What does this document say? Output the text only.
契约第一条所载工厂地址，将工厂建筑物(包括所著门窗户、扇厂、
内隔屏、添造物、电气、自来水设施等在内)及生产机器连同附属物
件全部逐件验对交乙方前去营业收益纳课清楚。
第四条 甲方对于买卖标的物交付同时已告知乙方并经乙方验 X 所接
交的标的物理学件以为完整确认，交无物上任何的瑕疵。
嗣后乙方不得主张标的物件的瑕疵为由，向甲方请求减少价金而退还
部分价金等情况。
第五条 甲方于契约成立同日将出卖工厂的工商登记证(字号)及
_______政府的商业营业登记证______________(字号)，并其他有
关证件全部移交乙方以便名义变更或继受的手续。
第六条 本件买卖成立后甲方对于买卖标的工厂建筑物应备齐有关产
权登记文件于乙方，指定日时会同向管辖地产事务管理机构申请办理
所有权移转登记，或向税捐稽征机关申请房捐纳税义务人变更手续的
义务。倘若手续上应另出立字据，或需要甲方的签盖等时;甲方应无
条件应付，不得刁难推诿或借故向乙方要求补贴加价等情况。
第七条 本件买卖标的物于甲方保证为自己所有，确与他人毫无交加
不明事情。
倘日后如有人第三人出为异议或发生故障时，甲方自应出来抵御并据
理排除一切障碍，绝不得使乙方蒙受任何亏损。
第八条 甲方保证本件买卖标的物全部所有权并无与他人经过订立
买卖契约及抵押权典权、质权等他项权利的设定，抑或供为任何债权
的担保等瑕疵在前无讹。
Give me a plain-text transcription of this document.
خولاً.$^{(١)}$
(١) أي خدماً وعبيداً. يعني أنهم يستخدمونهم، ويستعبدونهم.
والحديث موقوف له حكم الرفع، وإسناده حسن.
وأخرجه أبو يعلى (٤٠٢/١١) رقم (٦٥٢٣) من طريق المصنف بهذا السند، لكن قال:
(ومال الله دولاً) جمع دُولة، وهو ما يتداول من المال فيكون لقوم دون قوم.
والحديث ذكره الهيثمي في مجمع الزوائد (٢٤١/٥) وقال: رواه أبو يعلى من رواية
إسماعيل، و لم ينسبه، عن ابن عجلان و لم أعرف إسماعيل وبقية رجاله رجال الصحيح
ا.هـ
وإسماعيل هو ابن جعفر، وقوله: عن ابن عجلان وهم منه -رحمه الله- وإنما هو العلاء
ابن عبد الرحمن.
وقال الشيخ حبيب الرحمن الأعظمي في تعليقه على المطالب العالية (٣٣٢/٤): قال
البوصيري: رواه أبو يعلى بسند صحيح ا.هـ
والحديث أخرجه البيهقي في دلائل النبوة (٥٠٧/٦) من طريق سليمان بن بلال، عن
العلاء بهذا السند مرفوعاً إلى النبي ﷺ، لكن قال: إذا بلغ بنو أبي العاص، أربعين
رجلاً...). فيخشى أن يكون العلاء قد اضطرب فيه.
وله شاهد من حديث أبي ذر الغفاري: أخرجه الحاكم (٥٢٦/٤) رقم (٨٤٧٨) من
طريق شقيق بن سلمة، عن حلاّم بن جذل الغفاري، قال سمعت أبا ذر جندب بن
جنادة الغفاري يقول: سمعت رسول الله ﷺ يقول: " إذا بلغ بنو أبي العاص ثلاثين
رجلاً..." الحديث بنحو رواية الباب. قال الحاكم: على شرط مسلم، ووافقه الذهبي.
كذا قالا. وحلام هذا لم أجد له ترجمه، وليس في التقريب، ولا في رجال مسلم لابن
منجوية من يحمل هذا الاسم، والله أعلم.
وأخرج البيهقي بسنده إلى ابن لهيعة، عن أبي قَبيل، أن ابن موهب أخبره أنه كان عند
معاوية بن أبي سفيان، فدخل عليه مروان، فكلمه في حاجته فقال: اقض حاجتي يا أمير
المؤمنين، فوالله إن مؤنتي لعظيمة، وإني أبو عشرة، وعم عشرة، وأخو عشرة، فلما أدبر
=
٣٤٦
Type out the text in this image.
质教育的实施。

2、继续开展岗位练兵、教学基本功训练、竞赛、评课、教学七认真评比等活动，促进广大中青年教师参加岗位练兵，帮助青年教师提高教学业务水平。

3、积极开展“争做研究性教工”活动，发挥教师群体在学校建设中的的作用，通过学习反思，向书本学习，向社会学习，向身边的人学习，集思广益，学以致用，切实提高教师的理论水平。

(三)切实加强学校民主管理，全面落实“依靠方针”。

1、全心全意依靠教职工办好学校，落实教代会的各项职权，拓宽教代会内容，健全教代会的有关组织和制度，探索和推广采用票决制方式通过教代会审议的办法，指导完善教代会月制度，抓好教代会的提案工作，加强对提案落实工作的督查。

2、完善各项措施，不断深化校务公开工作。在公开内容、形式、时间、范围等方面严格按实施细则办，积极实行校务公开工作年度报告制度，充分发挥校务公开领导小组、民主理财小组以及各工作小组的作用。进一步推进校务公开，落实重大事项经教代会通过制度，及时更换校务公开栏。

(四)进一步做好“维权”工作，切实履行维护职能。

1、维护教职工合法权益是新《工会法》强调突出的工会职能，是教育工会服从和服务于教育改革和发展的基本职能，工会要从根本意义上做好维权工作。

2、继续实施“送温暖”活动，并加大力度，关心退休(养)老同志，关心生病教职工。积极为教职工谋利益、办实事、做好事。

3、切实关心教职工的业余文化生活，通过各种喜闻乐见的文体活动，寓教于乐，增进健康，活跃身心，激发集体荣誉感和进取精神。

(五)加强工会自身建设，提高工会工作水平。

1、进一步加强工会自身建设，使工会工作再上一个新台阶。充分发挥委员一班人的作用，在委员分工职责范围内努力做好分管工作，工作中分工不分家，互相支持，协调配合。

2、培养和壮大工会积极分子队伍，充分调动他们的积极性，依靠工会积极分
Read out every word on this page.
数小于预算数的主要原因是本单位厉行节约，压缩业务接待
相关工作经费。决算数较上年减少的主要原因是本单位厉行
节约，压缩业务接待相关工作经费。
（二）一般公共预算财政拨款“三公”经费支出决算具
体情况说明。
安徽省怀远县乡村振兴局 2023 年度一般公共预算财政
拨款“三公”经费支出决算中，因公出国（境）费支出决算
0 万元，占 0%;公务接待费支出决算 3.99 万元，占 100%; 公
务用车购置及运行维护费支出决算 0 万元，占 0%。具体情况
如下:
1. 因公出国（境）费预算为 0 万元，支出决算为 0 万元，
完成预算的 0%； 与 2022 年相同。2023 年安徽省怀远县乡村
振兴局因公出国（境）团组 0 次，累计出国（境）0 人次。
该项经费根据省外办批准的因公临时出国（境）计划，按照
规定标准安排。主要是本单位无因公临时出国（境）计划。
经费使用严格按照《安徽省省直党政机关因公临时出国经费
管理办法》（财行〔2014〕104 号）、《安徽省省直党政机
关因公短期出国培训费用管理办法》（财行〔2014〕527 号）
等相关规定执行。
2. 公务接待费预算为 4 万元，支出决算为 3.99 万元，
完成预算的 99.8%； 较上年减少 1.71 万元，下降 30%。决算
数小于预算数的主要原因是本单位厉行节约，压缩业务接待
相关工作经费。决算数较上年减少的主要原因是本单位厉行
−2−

* * * *

▶ REQUIRED TASK:
Every line of the records above needs to be given again exactly.

▶ OUTPUT OF THE TASK:
What does this document say? Output the text only.
契约第一条所载工厂地址，将工厂建筑物(包括所著门窗户、扇厂、
内隔屏、添造物、电气、自来水设施等在内)及生产机器连同附属物
件全部逐件验对交乙方前去营业收益纳课清楚。
第四条 甲方对于买卖标的物交付同时已告知乙方并经乙方验 X 所接
交的标的物理学件以为完整确认，交无物上任何的瑕疵。
嗣后乙方不得主张标的物件的瑕疵为由，向甲方请求减少价金而退还
部分价金等情况。
第五条 甲方于契约成立同日将出卖工厂的工商登记证(字号)及
_______政府的商业营业登记证______________(字号)，并其他有
关证件全部移交乙方以便名义变更或继受的手续。
第六条 本件买卖成立后甲方对于买卖标的工厂建筑物应备齐有关产
权登记文件于乙方，指定日时会同向管辖地产事务管理机构申请办理
所有权移转登记，或向税捐稽征机关申请房捐纳税义务人变更手续的
义务。倘若手续上应另出立字据，或需要甲方的签盖等时;甲方应无
条件应付，不得刁难推诿或借故向乙方要求补贴加价等情况。
第七条 本件买卖标的物于甲方保证为自己所有，确与他人毫无交加
不明事情。
倘日后如有人第三人出为异议或发生故障时，甲方自应出来抵御并据
理排除一切障碍，绝不得使乙方蒙受任何亏损。
第八条 甲方保证本件买卖标的物全部所有权并无与他人经过订立
买卖契约及抵押权典权、质权等他项权利的设定，抑或供为任何债权
的担保等瑕疵在前无讹。
Give me a plain-text transcription of this document.
خولاً.$^{(١)}$
(١) أي خدماً وعبيداً. يعني أنهم يستخدمونهم، ويستعبدونهم.
والحديث موقوف له حكم الرفع، وإسناده حسن.
وأخرجه أبو يعلى (٤٠٢/١١) رقم (٦٥٢٣) من طريق المصنف بهذا السند، لكن قال:
(ومال الله دولاً) جمع دُولة، وهو ما يتداول من المال فيكون لقوم دون قوم.
والحديث ذكره الهيثمي في مجمع الزوائد (٢٤١/٥) وقال: رواه أبو يعلى من رواية
إسماعيل، و لم ينسبه، عن ابن عجلان و لم أعرف إسماعيل وبقية رجاله رجال الصحيح
ا.هـ
وإسماعيل هو ابن جعفر، وقوله: عن ابن عجلان وهم منه -رحمه الله- وإنما هو العلاء
ابن عبد الرحمن.
وقال الشيخ حبيب الرحمن الأعظمي في تعليقه على المطالب العالية (٣٣٢/٤): قال
البوصيري: رواه أبو يعلى بسند صحيح ا.هـ
والحديث أخرجه البيهقي في دلائل النبوة (٥٠٧/٦) من طريق سليمان بن بلال، عن
العلاء بهذا السند مرفوعاً إلى النبي ﷺ، لكن قال: إذا بلغ بنو أبي العاص، أربعين
رجلاً...). فيخشى أن يكون العلاء قد اضطرب فيه.
وله شاهد من حديث أبي ذر الغفاري: أخرجه الحاكم (٥٢٦/٤) رقم (٨٤٧٨) من
طريق شقيق بن سلمة، عن حلاّم بن جذل الغفاري، قال سمعت أبا ذر جندب بن
جنادة الغفاري يقول: سمعت رسول الله ﷺ يقول: " إذا بلغ بنو أبي العاص ثلاثين
رجلاً..." الحديث بنحو رواية الباب. قال الحاكم: على شرط مسلم، ووافقه الذهبي.
كذا قالا. وحلام هذا لم أجد له ترجمه، وليس في التقريب، ولا في رجال مسلم لابن
منجوية من يحمل هذا الاسم، والله أعلم.
وأخرج البيهقي بسنده إلى ابن لهيعة، عن أبي قَبيل، أن ابن موهب أخبره أنه كان عند
معاوية بن أبي سفيان، فدخل عليه مروان، فكلمه في حاجته فقال: اقض حاجتي يا أمير
المؤمنين، فوالله إن مؤنتي لعظيمة، وإني أبو عشرة، وعم عشرة، وأخو عشرة، فلما أدبر
=
٣٤٦
Type out the text in this image.
质教育的实施。

2、继续开展岗位练兵、教学基本功训练、竞赛、评课、教学七认真评比等活动，促进广大中青年教师参加岗位练兵，帮助青年教师提高教学业务水平。

3、积极开展“争做研究性教工”活动，发挥教师群体在学校建设中的的作用，通过学习反思，向书本学习，向社会学习，向身边的人学习，集思广益，学以致用，切实提高教师的理论水平。

(三)切实加强学校民主管理，全面落实“依靠方针”。

1、全心全意依靠教职工办好学校，落实教代会的各项职权，拓宽教代会内容，健全教代会的有关组织和制度，探索和推广采用票决制方式通过教代会审议的办法，指导完善教代会月制度，抓好教代会的提案工作，加强对提案落实工作的督查。

2、完善各项措施，不断深化校务公开工作。在公开内容、形式、时间、范围等方面严格按实施细则办，积极实行校务公开工作年度报告制度，充分发挥校务公开领导小组、民主理财小组以及各工作小组的作用。进一步推进校务公开，落实重大事项经教代会通过制度，及时更换校务公开栏。

(四)进一步做好“维权”工作，切实履行维护职能。

1、维护教职工合法权益是新《工会法》强调突出的工会职能，是教育工会服从和服务于教育改革和发展的基本职能，工会要从根本意义上做好维权工作。

2、继续实施“送温暖”活动，并加大力度，关心退休(养)老同志，关心生病教职工。积极为教职工谋利益、办实事、做好事。

3、切实关心教职工的业余文化生活，通过各种喜闻乐见的文体活动，寓教于乐，增进健康，活跃身心，激发集体荣誉感和进取精神。

(五)加强工会自身建设，提高工会工作水平。

1、进一步加强工会自身建设，使工会工作再上一个新台阶。充分发挥委员一班人的作用，在委员分工职责范围内努力做好分管工作，工作中分工不分家，互相支持，协调配合。

2、培养和壮大工会积极分子队伍，充分调动他们的积极性，依靠工会积极分
Read out every word on this page.
数小于预算数的主要原因是本单位厉行节约，压缩业务接待
相关工作经费。决算数较上年减少的主要原因是本单位厉行
节约，压缩业务接待相关工作经费。
（二）一般公共预算财政拨款“三公”经费支出决算具
体情况说明。
安徽省怀远县乡村振兴局 2023 年度一般公共预算财政
拨款“三公”经费支出决算中，因公出国（境）费支出决算
0 万元，占 0%;公务接待费支出决算 3.99 万元，占 100%; 公
务用车购置及运行维护费支出决算 0 万元，占 0%。具体情况
如下:
1. 因公出国（境）费预算为 0 万元，支出决算为 0 万元，
完成预算的 0%； 与 2022 年相同。2023 年安徽省怀远县乡村
振兴局因公出国（境）团组 0 次，累计出国（境）0 人次。
该项经费根据省外办批准的因公临时出国（境）计划，按照
规定标准安排。主要是本单位无因公临时出国（境）计划。
经费使用严格按照《安徽省省直党政机关因公临时出国经费
管理办法》（财行〔2014〕104 号）、《安徽省省直党政机
关因公短期出国培训费用管理办法》（财行〔2014〕527 号）
等相关规定执行。
2. 公务接待费预算为 4 万元，支出决算为 3.99 万元，
完成预算的 99.8%； 较上年减少 1.71 万元，下降 30%。决算
数小于预算数的主要原因是本单位厉行节约，压缩业务接待
相关工作经费。决算数较上年减少的主要原因是本单位厉行
−2−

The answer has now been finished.